------ Information provided

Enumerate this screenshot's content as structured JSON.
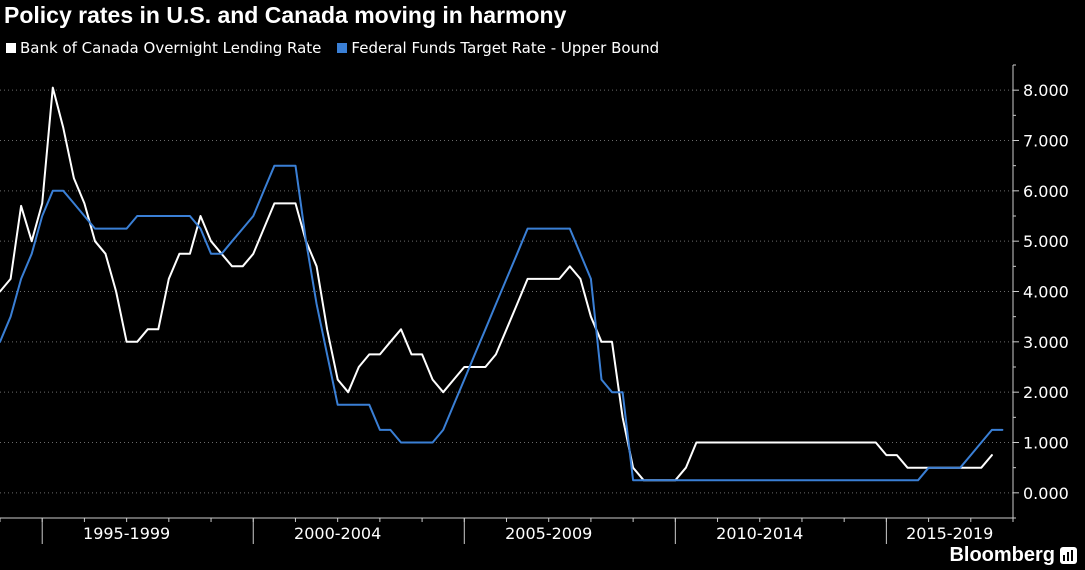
{
  "colors": {
    "background": "#000000",
    "axis": "#cccccc",
    "grid": "#6b6b6b",
    "text": "#ffffff"
  },
  "brand": {
    "name": "Bloomberg",
    "icon": "bar-chart-icon"
  },
  "chart_data": {
    "type": "line",
    "title": "Policy rates in U.S. and Canada moving in harmony",
    "xlabel": "",
    "ylabel": "",
    "x_axis": {
      "type": "time",
      "range": [
        1994.0,
        2018.0
      ],
      "period_labels": [
        "1995-1999",
        "2000-2004",
        "2005-2009",
        "2010-2014",
        "2015-2019"
      ],
      "period_label_positions": [
        1997.0,
        2002.0,
        2007.0,
        2012.0,
        2016.5
      ],
      "major_ticks": [
        1995.0,
        2000.0,
        2005.0,
        2010.0,
        2015.0
      ]
    },
    "y_axis": {
      "side": "right",
      "range": [
        -0.5,
        8.5
      ],
      "ticks": [
        0,
        1,
        2,
        3,
        4,
        5,
        6,
        7,
        8
      ],
      "tick_labels": [
        "0.000",
        "1.000",
        "2.000",
        "3.000",
        "4.000",
        "5.000",
        "6.000",
        "7.000",
        "8.000"
      ]
    },
    "grid": "horizontal-dotted",
    "legend_placement": "top-left",
    "series": [
      {
        "name": "Bank of Canada Overnight Lending Rate",
        "color": "#ffffff",
        "points": [
          [
            1994.0,
            4.0
          ],
          [
            1994.25,
            4.25
          ],
          [
            1994.5,
            5.7
          ],
          [
            1994.75,
            5.0
          ],
          [
            1995.0,
            5.75
          ],
          [
            1995.25,
            8.05
          ],
          [
            1995.5,
            7.25
          ],
          [
            1995.75,
            6.25
          ],
          [
            1996.0,
            5.75
          ],
          [
            1996.25,
            5.0
          ],
          [
            1996.5,
            4.75
          ],
          [
            1996.75,
            4.0
          ],
          [
            1997.0,
            3.0
          ],
          [
            1997.25,
            3.0
          ],
          [
            1997.5,
            3.25
          ],
          [
            1997.75,
            3.25
          ],
          [
            1998.0,
            4.25
          ],
          [
            1998.25,
            4.75
          ],
          [
            1998.5,
            4.75
          ],
          [
            1998.75,
            5.5
          ],
          [
            1999.0,
            5.0
          ],
          [
            1999.25,
            4.75
          ],
          [
            1999.5,
            4.5
          ],
          [
            1999.75,
            4.5
          ],
          [
            2000.0,
            4.75
          ],
          [
            2000.25,
            5.25
          ],
          [
            2000.5,
            5.75
          ],
          [
            2000.75,
            5.75
          ],
          [
            2001.0,
            5.75
          ],
          [
            2001.25,
            5.0
          ],
          [
            2001.5,
            4.5
          ],
          [
            2001.75,
            3.25
          ],
          [
            2002.0,
            2.25
          ],
          [
            2002.25,
            2.0
          ],
          [
            2002.5,
            2.5
          ],
          [
            2002.75,
            2.75
          ],
          [
            2003.0,
            2.75
          ],
          [
            2003.25,
            3.0
          ],
          [
            2003.5,
            3.25
          ],
          [
            2003.75,
            2.75
          ],
          [
            2004.0,
            2.75
          ],
          [
            2004.25,
            2.25
          ],
          [
            2004.5,
            2.0
          ],
          [
            2004.75,
            2.25
          ],
          [
            2005.0,
            2.5
          ],
          [
            2005.5,
            2.5
          ],
          [
            2005.75,
            2.75
          ],
          [
            2006.0,
            3.25
          ],
          [
            2006.25,
            3.75
          ],
          [
            2006.5,
            4.25
          ],
          [
            2007.0,
            4.25
          ],
          [
            2007.25,
            4.25
          ],
          [
            2007.5,
            4.5
          ],
          [
            2007.75,
            4.25
          ],
          [
            2008.0,
            3.5
          ],
          [
            2008.25,
            3.0
          ],
          [
            2008.5,
            3.0
          ],
          [
            2008.75,
            1.5
          ],
          [
            2009.0,
            0.5
          ],
          [
            2009.25,
            0.25
          ],
          [
            2010.0,
            0.25
          ],
          [
            2010.25,
            0.5
          ],
          [
            2010.5,
            1.0
          ],
          [
            2014.75,
            1.0
          ],
          [
            2015.0,
            0.75
          ],
          [
            2015.25,
            0.75
          ],
          [
            2015.5,
            0.5
          ],
          [
            2017.25,
            0.5
          ],
          [
            2017.5,
            0.75
          ]
        ]
      },
      {
        "name": "Federal Funds Target Rate - Upper Bound",
        "color": "#3a7fd5",
        "points": [
          [
            1994.0,
            3.0
          ],
          [
            1994.25,
            3.5
          ],
          [
            1994.5,
            4.25
          ],
          [
            1994.75,
            4.75
          ],
          [
            1995.0,
            5.5
          ],
          [
            1995.25,
            6.0
          ],
          [
            1995.5,
            6.0
          ],
          [
            1995.75,
            5.75
          ],
          [
            1996.0,
            5.5
          ],
          [
            1996.25,
            5.25
          ],
          [
            1997.0,
            5.25
          ],
          [
            1997.25,
            5.5
          ],
          [
            1998.5,
            5.5
          ],
          [
            1998.75,
            5.25
          ],
          [
            1999.0,
            4.75
          ],
          [
            1999.25,
            4.75
          ],
          [
            1999.5,
            5.0
          ],
          [
            1999.75,
            5.25
          ],
          [
            2000.0,
            5.5
          ],
          [
            2000.25,
            6.0
          ],
          [
            2000.5,
            6.5
          ],
          [
            2001.0,
            6.5
          ],
          [
            2001.25,
            5.0
          ],
          [
            2001.5,
            3.75
          ],
          [
            2001.75,
            2.75
          ],
          [
            2002.0,
            1.75
          ],
          [
            2002.75,
            1.75
          ],
          [
            2003.0,
            1.25
          ],
          [
            2003.25,
            1.25
          ],
          [
            2003.5,
            1.0
          ],
          [
            2004.25,
            1.0
          ],
          [
            2004.5,
            1.25
          ],
          [
            2004.75,
            1.75
          ],
          [
            2005.0,
            2.25
          ],
          [
            2005.25,
            2.75
          ],
          [
            2005.5,
            3.25
          ],
          [
            2005.75,
            3.75
          ],
          [
            2006.0,
            4.25
          ],
          [
            2006.25,
            4.75
          ],
          [
            2006.5,
            5.25
          ],
          [
            2007.5,
            5.25
          ],
          [
            2007.75,
            4.75
          ],
          [
            2008.0,
            4.25
          ],
          [
            2008.25,
            2.25
          ],
          [
            2008.5,
            2.0
          ],
          [
            2008.75,
            2.0
          ],
          [
            2009.0,
            0.25
          ],
          [
            2015.75,
            0.25
          ],
          [
            2016.0,
            0.5
          ],
          [
            2016.75,
            0.5
          ],
          [
            2017.0,
            0.75
          ],
          [
            2017.25,
            1.0
          ],
          [
            2017.5,
            1.25
          ],
          [
            2017.75,
            1.25
          ]
        ]
      }
    ]
  }
}
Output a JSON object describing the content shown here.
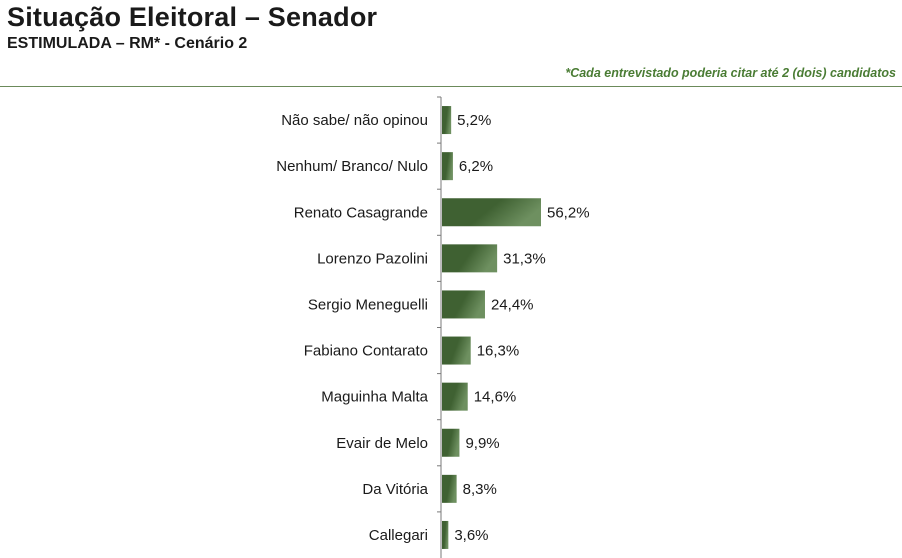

------------

Restate the entire listing word for word, excluding pictures.

Enumerate this screenshot's content as structured JSON.
{
  "colors": {
    "background": "#000000",
    "axis": "#cccccc",
    "grid": "#6b6b6b",
    "text": "#ffffff"
  },
  "brand": {
    "name": "Bloomberg",
    "icon": "bar-chart-icon"
  },
  "chart_data": {
    "type": "line",
    "title": "Policy rates in U.S. and Canada moving in harmony",
    "xlabel": "",
    "ylabel": "",
    "x_axis": {
      "type": "time",
      "range": [
        1994.0,
        2018.0
      ],
      "period_labels": [
        "1995-1999",
        "2000-2004",
        "2005-2009",
        "2010-2014",
        "2015-2019"
      ],
      "period_label_positions": [
        1997.0,
        2002.0,
        2007.0,
        2012.0,
        2016.5
      ],
      "major_ticks": [
        1995.0,
        2000.0,
        2005.0,
        2010.0,
        2015.0
      ]
    },
    "y_axis": {
      "side": "right",
      "range": [
        -0.5,
        8.5
      ],
      "ticks": [
        0,
        1,
        2,
        3,
        4,
        5,
        6,
        7,
        8
      ],
      "tick_labels": [
        "0.000",
        "1.000",
        "2.000",
        "3.000",
        "4.000",
        "5.000",
        "6.000",
        "7.000",
        "8.000"
      ]
    },
    "grid": "horizontal-dotted",
    "legend_placement": "top-left",
    "series": [
      {
        "name": "Bank of Canada Overnight Lending Rate",
        "color": "#ffffff",
        "points": [
          [
            1994.0,
            4.0
          ],
          [
            1994.25,
            4.25
          ],
          [
            1994.5,
            5.7
          ],
          [
            1994.75,
            5.0
          ],
          [
            1995.0,
            5.75
          ],
          [
            1995.25,
            8.05
          ],
          [
            1995.5,
            7.25
          ],
          [
            1995.75,
            6.25
          ],
          [
            1996.0,
            5.75
          ],
          [
            1996.25,
            5.0
          ],
          [
            1996.5,
            4.75
          ],
          [
            1996.75,
            4.0
          ],
          [
            1997.0,
            3.0
          ],
          [
            1997.25,
            3.0
          ],
          [
            1997.5,
            3.25
          ],
          [
            1997.75,
            3.25
          ],
          [
            1998.0,
            4.25
          ],
          [
            1998.25,
            4.75
          ],
          [
            1998.5,
            4.75
          ],
          [
            1998.75,
            5.5
          ],
          [
            1999.0,
            5.0
          ],
          [
            1999.25,
            4.75
          ],
          [
            1999.5,
            4.5
          ],
          [
            1999.75,
            4.5
          ],
          [
            2000.0,
            4.75
          ],
          [
            2000.25,
            5.25
          ],
          [
            2000.5,
            5.75
          ],
          [
            2000.75,
            5.75
          ],
          [
            2001.0,
            5.75
          ],
          [
            2001.25,
            5.0
          ],
          [
            2001.5,
            4.5
          ],
          [
            2001.75,
            3.25
          ],
          [
            2002.0,
            2.25
          ],
          [
            2002.25,
            2.0
          ],
          [
            2002.5,
            2.5
          ],
          [
            2002.75,
            2.75
          ],
          [
            2003.0,
            2.75
          ],
          [
            2003.25,
            3.0
          ],
          [
            2003.5,
            3.25
          ],
          [
            2003.75,
            2.75
          ],
          [
            2004.0,
            2.75
          ],
          [
            2004.25,
            2.25
          ],
          [
            2004.5,
            2.0
          ],
          [
            2004.75,
            2.25
          ],
          [
            2005.0,
            2.5
          ],
          [
            2005.5,
            2.5
          ],
          [
            2005.75,
            2.75
          ],
          [
            2006.0,
            3.25
          ],
          [
            2006.25,
            3.75
          ],
          [
            2006.5,
            4.25
          ],
          [
            2007.0,
            4.25
          ],
          [
            2007.25,
            4.25
          ],
          [
            2007.5,
            4.5
          ],
          [
            2007.75,
            4.25
          ],
          [
            2008.0,
            3.5
          ],
          [
            2008.25,
            3.0
          ],
          [
            2008.5,
            3.0
          ],
          [
            2008.75,
            1.5
          ],
          [
            2009.0,
            0.5
          ],
          [
            2009.25,
            0.25
          ],
          [
            2010.0,
            0.25
          ],
          [
            2010.25,
            0.5
          ],
          [
            2010.5,
            1.0
          ],
          [
            2014.75,
            1.0
          ],
          [
            2015.0,
            0.75
          ],
          [
            2015.25,
            0.75
          ],
          [
            2015.5,
            0.5
          ],
          [
            2017.25,
            0.5
          ],
          [
            2017.5,
            0.75
          ]
        ]
      },
      {
        "name": "Federal Funds Target Rate - Upper Bound",
        "color": "#3a7fd5",
        "points": [
          [
            1994.0,
            3.0
          ],
          [
            1994.25,
            3.5
          ],
          [
            1994.5,
            4.25
          ],
          [
            1994.75,
            4.75
          ],
          [
            1995.0,
            5.5
          ],
          [
            1995.25,
            6.0
          ],
          [
            1995.5,
            6.0
          ],
          [
            1995.75,
            5.75
          ],
          [
            1996.0,
            5.5
          ],
          [
            1996.25,
            5.25
          ],
          [
            1997.0,
            5.25
          ],
          [
            1997.25,
            5.5
          ],
          [
            1998.5,
            5.5
          ],
          [
            1998.75,
            5.25
          ],
          [
            1999.0,
            4.75
          ],
          [
            1999.25,
            4.75
          ],
          [
            1999.5,
            5.0
          ],
          [
            1999.75,
            5.25
          ],
          [
            2000.0,
            5.5
          ],
          [
            2000.25,
            6.0
          ],
          [
            2000.5,
            6.5
          ],
          [
            2001.0,
            6.5
          ],
          [
            2001.25,
            5.0
          ],
          [
            2001.5,
            3.75
          ],
          [
            2001.75,
            2.75
          ],
          [
            2002.0,
            1.75
          ],
          [
            2002.75,
            1.75
          ],
          [
            2003.0,
            1.25
          ],
          [
            2003.25,
            1.25
          ],
          [
            2003.5,
            1.0
          ],
          [
            2004.25,
            1.0
          ],
          [
            2004.5,
            1.25
          ],
          [
            2004.75,
            1.75
          ],
          [
            2005.0,
            2.25
          ],
          [
            2005.25,
            2.75
          ],
          [
            2005.5,
            3.25
          ],
          [
            2005.75,
            3.75
          ],
          [
            2006.0,
            4.25
          ],
          [
            2006.25,
            4.75
          ],
          [
            2006.5,
            5.25
          ],
          [
            2007.5,
            5.25
          ],
          [
            2007.75,
            4.75
          ],
          [
            2008.0,
            4.25
          ],
          [
            2008.25,
            2.25
          ],
          [
            2008.5,
            2.0
          ],
          [
            2008.75,
            2.0
          ],
          [
            2009.0,
            0.25
          ],
          [
            2015.75,
            0.25
          ],
          [
            2016.0,
            0.5
          ],
          [
            2016.75,
            0.5
          ],
          [
            2017.0,
            0.75
          ],
          [
            2017.25,
            1.0
          ],
          [
            2017.5,
            1.25
          ],
          [
            2017.75,
            1.25
          ]
        ]
      }
    ]
  }
}
Output a JSON object describing the content shown here.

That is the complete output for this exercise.